## Exercise description
Make an exact copy of each entry, leaving out every picture.

Entries from a dataset:
+++

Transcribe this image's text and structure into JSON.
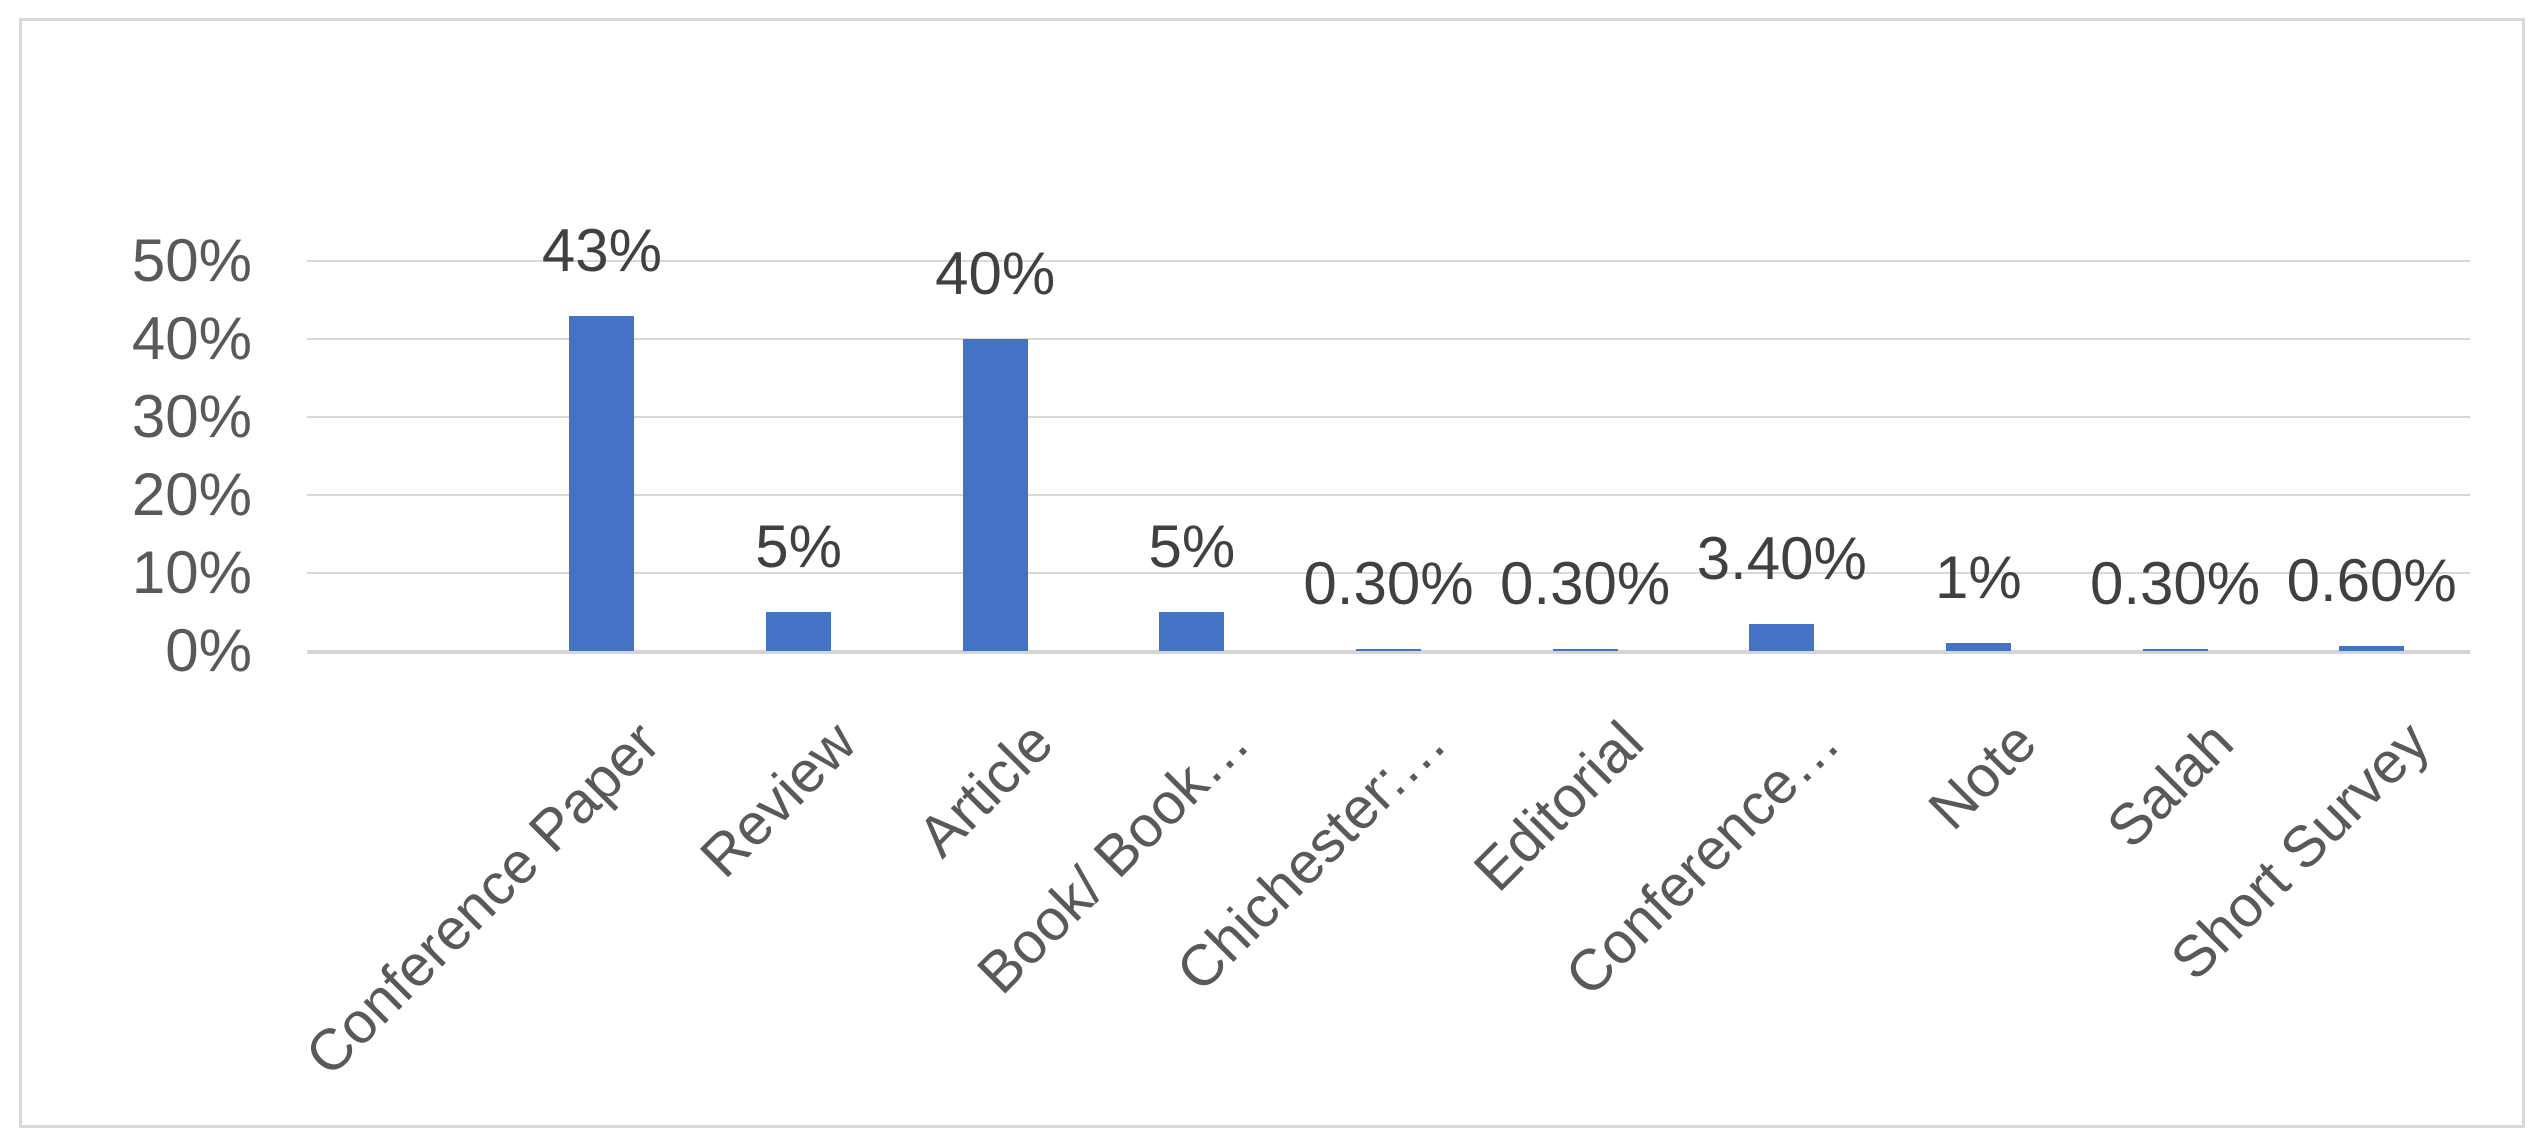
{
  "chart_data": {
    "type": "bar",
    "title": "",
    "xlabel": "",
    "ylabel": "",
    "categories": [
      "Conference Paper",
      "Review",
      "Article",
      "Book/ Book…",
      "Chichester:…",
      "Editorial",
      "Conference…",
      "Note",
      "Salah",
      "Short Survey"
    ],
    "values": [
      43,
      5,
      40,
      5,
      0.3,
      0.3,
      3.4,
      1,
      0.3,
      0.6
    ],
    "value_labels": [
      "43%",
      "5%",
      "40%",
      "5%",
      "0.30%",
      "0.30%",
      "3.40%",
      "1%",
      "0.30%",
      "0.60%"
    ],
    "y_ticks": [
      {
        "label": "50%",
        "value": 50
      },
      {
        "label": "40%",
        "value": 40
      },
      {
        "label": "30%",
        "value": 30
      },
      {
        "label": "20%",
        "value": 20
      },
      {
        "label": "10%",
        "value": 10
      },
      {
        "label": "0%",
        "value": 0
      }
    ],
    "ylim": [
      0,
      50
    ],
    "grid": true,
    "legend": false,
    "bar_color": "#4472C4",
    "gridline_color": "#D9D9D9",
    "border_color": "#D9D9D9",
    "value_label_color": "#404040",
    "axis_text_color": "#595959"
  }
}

+++

## Solved problem
Transcribe this image's text and structure into JSON.
{
  "chart_data": {
    "type": "bar",
    "title": "",
    "xlabel": "",
    "ylabel": "",
    "categories": [
      "Conference Paper",
      "Review",
      "Article",
      "Book/ Book…",
      "Chichester:…",
      "Editorial",
      "Conference…",
      "Note",
      "Salah",
      "Short Survey"
    ],
    "values": [
      43,
      5,
      40,
      5,
      0.3,
      0.3,
      3.4,
      1,
      0.3,
      0.6
    ],
    "value_labels": [
      "43%",
      "5%",
      "40%",
      "5%",
      "0.30%",
      "0.30%",
      "3.40%",
      "1%",
      "0.30%",
      "0.60%"
    ],
    "y_ticks": [
      {
        "label": "50%",
        "value": 50
      },
      {
        "label": "40%",
        "value": 40
      },
      {
        "label": "30%",
        "value": 30
      },
      {
        "label": "20%",
        "value": 20
      },
      {
        "label": "10%",
        "value": 10
      },
      {
        "label": "0%",
        "value": 0
      }
    ],
    "ylim": [
      0,
      50
    ],
    "grid": true,
    "legend": false,
    "bar_color": "#4472C4",
    "gridline_color": "#D9D9D9",
    "border_color": "#D9D9D9",
    "value_label_color": "#404040",
    "axis_text_color": "#595959"
  }
}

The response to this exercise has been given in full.